▼
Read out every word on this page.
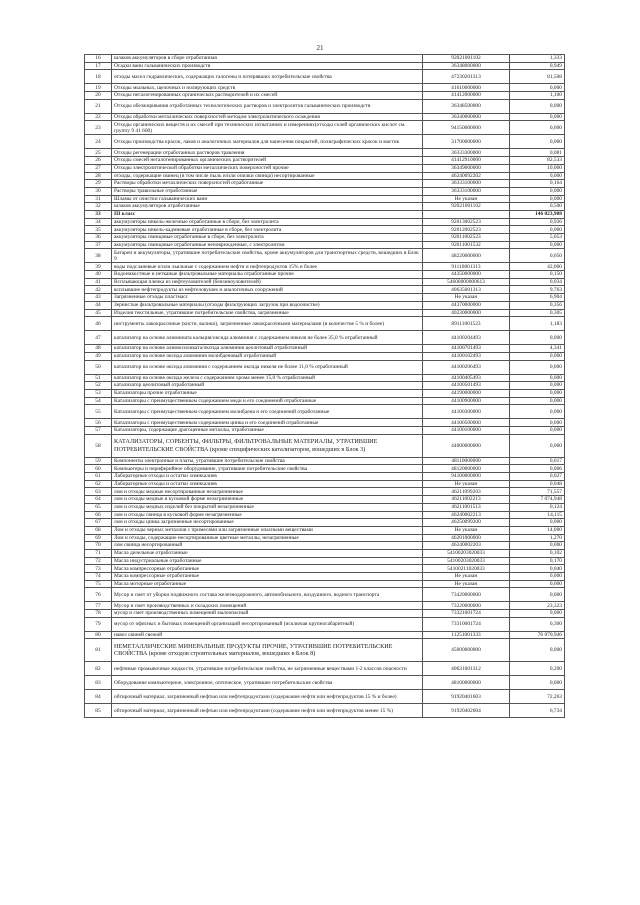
21
16	шлаков аккумуляторов в сборе отработанная	92021001102	1,333
17	Осадки ванн гальванических производств	36348000000	0,949
18	отходы масел гидравлических, содержащих галогены и потерявших потребительские свойства	47230201313	81,508
19	Отходы мыльных, щелочных и полирующих средств	41610000000	0,000
20	Отходы негалогенированных органических растворителей и их смесей	41412000000	1,100
21	Отходы обезжиривания отработанных технологических растворов и электролитов гальванических производств	36348500000	0,000
22	Отходы обработки металлических поверхностей методом электролитического осаждения	36340000000	0,000
23	Отходы органических веществ и их смесей при технических испытаниях и измерениях(отходы солей органических кислот см. группу 9 41 600)	94150000000	0,000
24	Отходы производства красок, лаков и аналогичных материалов для нанесения покрытий, полиграфических красок и мастик	31700000000	0,000
25	Отходы регенерации отработанных растворов травления	36333300000	0,081
26	Отходы смесей негалогенированных органических растворителей	41412910000	82,533
27	Отходы электролитической обработки металлических поверхностей прочие	36349000000	10,000
28	отходы, содержащие свинец (в том числе пыль и/или опилки свинца) несортированные	46240092202	0,000
29	Растворы обработки металлических поверхностей отработанные	36333100000	0,164
30	Растворы травильные отработанные	36333100000	0,000
31	Шламы от очистки гальванических ванн	Не указан	0,000
32	шлаков аккумуляторов отработанные	92021001102	0,500
33	III класс		146 023,908
34	аккумуляторы никель-железные отработанные в сборе, без электролита	92013002523	0,936
35	аккумуляторы никель-кадмиевые отработанные в сборе, без электролита	92012002523	0,000
36	аккумуляторы свинцовые отработанные в сборе, без электролита	92011002523	5,053
37	аккумуляторы свинцовые отработанные неповрежденные, с электролитом	92011001532	0,000
38	Батареи и аккумуляторы, утратившие потребительские свойства, кроме аккумуляторов для транспортных средств, вошедших в Блок 9	48220000000	0,050
39	воды подсланевые и/или льяльные с содержанием нефти и нефтепродуктов 15% и более	91110001313	42,000
40	Водоемкостные и нетканые фильтровальные материалы отработанные прочие	44350000000	0,150
41	Всплывающая пленка из нефтеуловителей (бензиноуловителей)	54600000000613	0,034
42	всплывшие нефтепродукты из нефтеловушек и аналогичных сооружений	40635001313	9,763
43	Загрязненные отходы пластмасс	Не указан	6,904
44	Зернистые фильтровальные материалы (отходы фильтрующих загрузок при водоочистке)	44370000000	0,356
45	Изделия текстильные, утратившие потребительские свойства, загрязненные	40230000000	0,305
46	инструменты лакокрасочные (кисти, валики), загрязненные лакокрасочными материалами (в количестве 5 % и более)	89111001523	1,183
47	катализатор на основе алюмината кальция/оксида алюминия с содержанием никеля не более 35,0 % отработанный	44100204493	0,000
48	катализатор на основе алюмосиликата/оксида алюминия цеолитовый отработанный	44100701493	4,341
49	катализатор на основе оксида алюминия молибденовый отработанный	44100102493	0,000
50	катализатор на основе оксида алюминия с содержанием оксида никеля не более 11,0 % отработанный	44100206493	0,000
51	катализатор на основе оксида железа с содержанием хрома менее 15,0 % отработанный	44100405493	0,000
52	катализатор цеолитовый отработанный	44100501493	0,000
53	Катализаторы прочие отработанные	44190000000	0,000
54	Катализаторы с преимущественным содержанием меди и его соединений отработанные	44100900000	0,000
55	Катализаторы с преимущественным содержанием молибдена и его соединений отработанные	44100300000	0,000
56	Катализаторы с преимущественным содержанием цинка и его соединений отработанные	44100500000	0,000
57	Катализаторы, содержащие драгоценные металлы, отработанные	44100100000	0,000
58	КАТАЛИЗАТОРЫ, СОРБЕНТЫ, ФИЛЬТРЫ, ФИЛЬТРОВАЛЬНЫЕ МАТЕРИАЛЫ, УТРАТИВШИЕ ПОТРЕБИТЕЛЬСКИЕ СВОЙСТВА (кроме специфических катализаторов, вошедших в Блок 3)	44000000000	0,000
59	Компоненты электронные и платы, утратившие потребительские свойства	48110000000	0,017
60	Компьютеры и периферийное оборудование, утратившие потребительские свойства	48120000000	0,006
61	Лабораторные отходы и остатки химикалиев	94100000000	0,027
62	Лабораторные отходы и остатки химикалиев	Не указан	0,048
63	лом и отходы медные несортированные незагрязненные	46211099203	71,557
64	лом и отходы медные в кусковой форме незагрязненные	46211002213	7 074,948
65	лом и отходы медных изделий без покрытий незагрязненные	46211001513	0,124
66	лом и отходы свинца в кусковой форме незагрязненные	46240002213	14,115
67	лом и отходы цинка загрязненные несортированные	46250099200	0,000
68	Лом и отходы черных металлов с примесями или загрязненные опасными веществами	Не указан	14,000
69	Лом и отходы, содержащие несортированные цветные металлы, незагрязненные	46201000000	1,270
70	лом свинца несортированный	46240002203	0,000
71	Масла дизельные отработанные	54100203020033	0,102
72	Масла индустриальные отработанные	54100203020033	0,170
73	Масла компрессорные отработанные	54100211020033	0,040
74	Масла компрессорные отработанные	Не указан	0,000
75	Масла моторные отработанные	Не указан	0,000
76	Мусор и смет от уборки подвижного состава железнодорожного, автомобильного, воздушного, водного транспорта	73420000000	0,000
77	Мусор и смет производственных и складских помещений	73220000000	23,323
78	мусор и смет производственных помещений малоопасный	73321001724	9,000
79	мусор от офисных и бытовых помещений организаций несортированный (исключая крупногабаритный)	73310001724	0,300
80	навоз свиней свежий	11251001333	76 070,946
81	НЕМЕТАЛЛИЧЕСКИЕ МИНЕРАЛЬНЫЕ ПРОДУКТЫ ПРОЧИЕ, УТРАТИВШИЕ ПОТРЕБИТЕЛЬСКИЕ СВОЙСТВА (кроме отходов строительных материалов, вошедших в Блок 8)	45000000000	0,000
82	нефтяные промывочные жидкости, утратившие потребительские свойства, не загрязненные веществами 1-2 классов опасности	40631001312	0,200
83	Оборудование компьютерное, электронное, оптическое, утратившее потребительские свойства	48100000000	0,000
84	обтирочный материал, загрязненный нефтью или нефтепродуктами (содержание нефти или нефтепродуктов 15 % и более)	91920401603	72,263
85	обтирочный материал, загрязненный нефтью или нефтепродуктами (содержание нефти или нефтепродуктов менее 15 %)	91920402604	6,734
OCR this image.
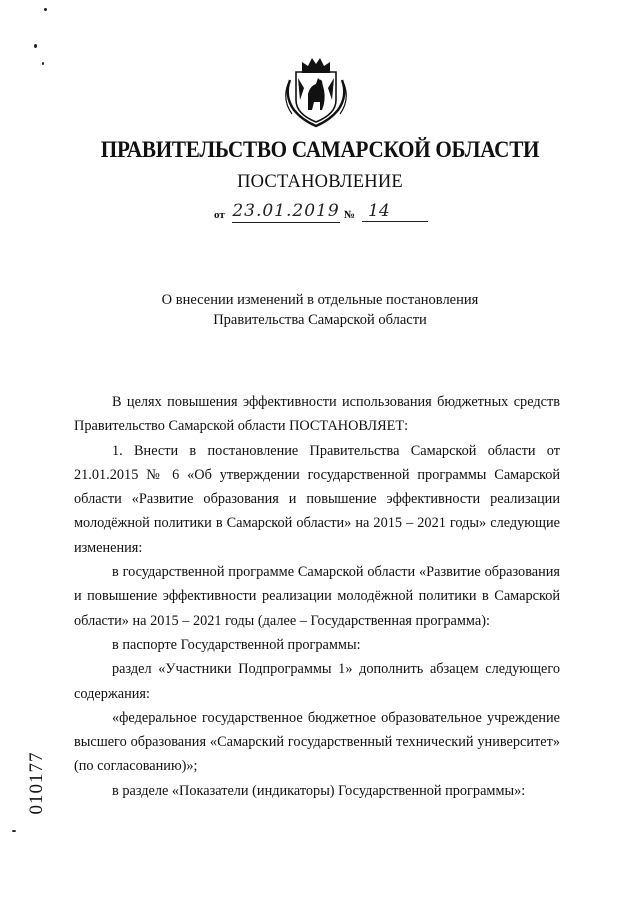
ПРАВИТЕЛЬСТВО САМАРСКОЙ ОБЛАСТИ
ПОСТАНОВЛЕНИЕ
от 23.01.2019 № 14
О внесении изменений в отдельные постановления
Правительства Самарской области

В целях повышения эффективности использования бюджетных средств Правительство Самарской области ПОСТАНОВЛЯЕТ:

1. Внести в постановление Правительства Самарской области от 21.01.2015 № 6 «Об утверждении государственной программы Самарской области «Развитие образования и повышение эффективности реализации молодёжной политики в Самарской области» на 2015 – 2021 годы» следующие изменения:

в государственной программе Самарской области «Развитие образования и повышение эффективности реализации молодёжной политики в Самарской области» на 2015 – 2021 годы (далее – Государственная программа):

в паспорте Государственной программы:

раздел «Участники Подпрограммы 1» дополнить абзацем следующего содержания:

«федеральное государственное бюджетное образовательное учреждение высшего образования «Самарский государственный технический университет» (по согласованию)»;

в разделе «Показатели (индикаторы) Государственной программы»:

010177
▲
**Aim of the task**. Copy each line of the records above that carries the word "несортированный".

**Response to this exercise**.
70	лом свинца несортированный	46240002203	0,000
79	мусор от офисных и бытовых помещений организаций несортированный (исключая крупногабаритный)	73310001724	0,300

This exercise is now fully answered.